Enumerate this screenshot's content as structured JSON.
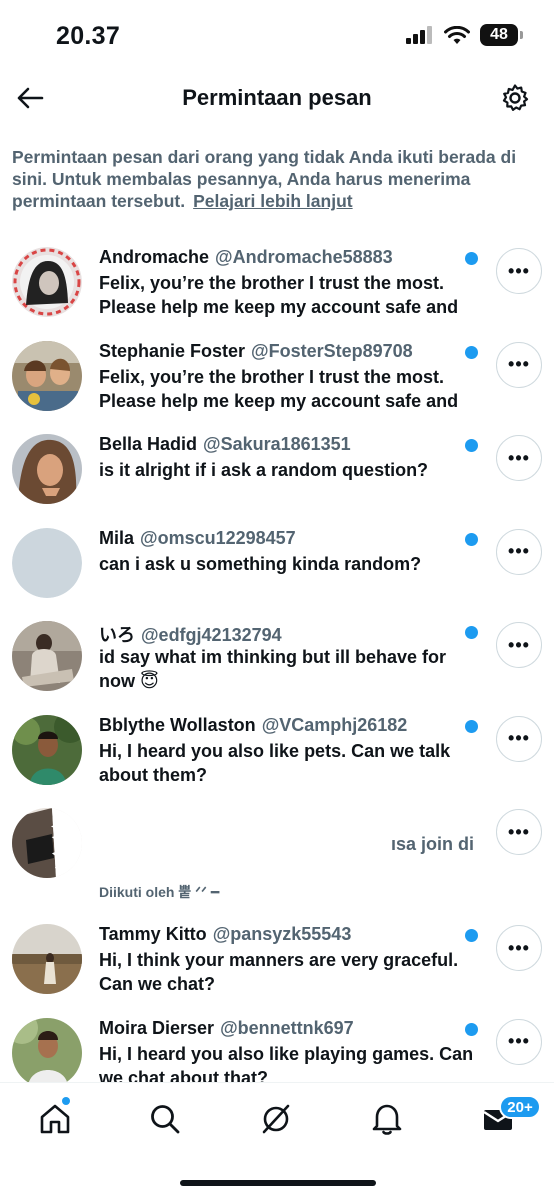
{
  "status_bar": {
    "time": "20.37",
    "battery": "48"
  },
  "header": {
    "title": "Permintaan pesan"
  },
  "notice": {
    "text": "Permintaan pesan dari orang yang tidak Anda ikuti berada di sini. Untuk membalas pesannya, Anda harus menerima permintaan tersebut.",
    "link": "Pelajari lebih lanjut"
  },
  "requests": [
    {
      "name": "Andromache",
      "handle": "@Andromache58883",
      "message": "Felix, you’re the brother I trust the most. Please help me keep my account safe and",
      "unread": true,
      "more": "•••"
    },
    {
      "name": "Stephanie Foster",
      "handle": "@FosterStep89708",
      "message": "Felix, you’re the brother I trust the most. Please help me keep my account safe and",
      "unread": true,
      "more": "•••"
    },
    {
      "name": "Bella Hadid",
      "handle": "@Sakura1861351",
      "message": "is it alright if i ask a random question?",
      "unread": true,
      "more": "•••"
    },
    {
      "name": "Mila",
      "handle": "@omscu12298457",
      "message": "can i ask u something kinda random?",
      "unread": true,
      "more": "•••"
    },
    {
      "name": "いろ",
      "handle": "@edfgj42132794",
      "message": "id say what im thinking but ill behave for now 😇",
      "unread": true,
      "more": "•••"
    },
    {
      "name": "Bblythe Wollaston",
      "handle": "@VCamphj26182",
      "message": "Hi, I heard you also like pets. Can we talk about them?",
      "unread": true,
      "more": "•••"
    },
    {
      "name": "",
      "handle": "",
      "message": "ısa join di",
      "followed_by": "Diikuti oleh 뿥 ᐟᐟ ━",
      "unread": false,
      "more": "•••"
    },
    {
      "name": "Tammy Kitto",
      "handle": "@pansyzk55543",
      "message": "Hi, I think your manners are very graceful. Can we chat?",
      "unread": true,
      "more": "•••"
    },
    {
      "name": "Moira Dierser",
      "handle": "@bennettnk697",
      "message": "Hi, I heard you also like playing games. Can we chat about that?",
      "unread": true,
      "more": "•••"
    }
  ],
  "bottom_nav": {
    "messages_badge": "20+"
  },
  "colors": {
    "accent": "#1d9bf0",
    "secondary_text": "#536471",
    "primary_text": "#0f1419"
  }
}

> **EXERCISE INSTRUCTIONS**
From the data above, gather every line that includes the word "also".

> **WRITTEN RESPONSE**
      "message": "Hi, I heard you also like pets. Can we talk about them?",
      "message": "Hi, I heard you also like playing games. Can we chat about that?",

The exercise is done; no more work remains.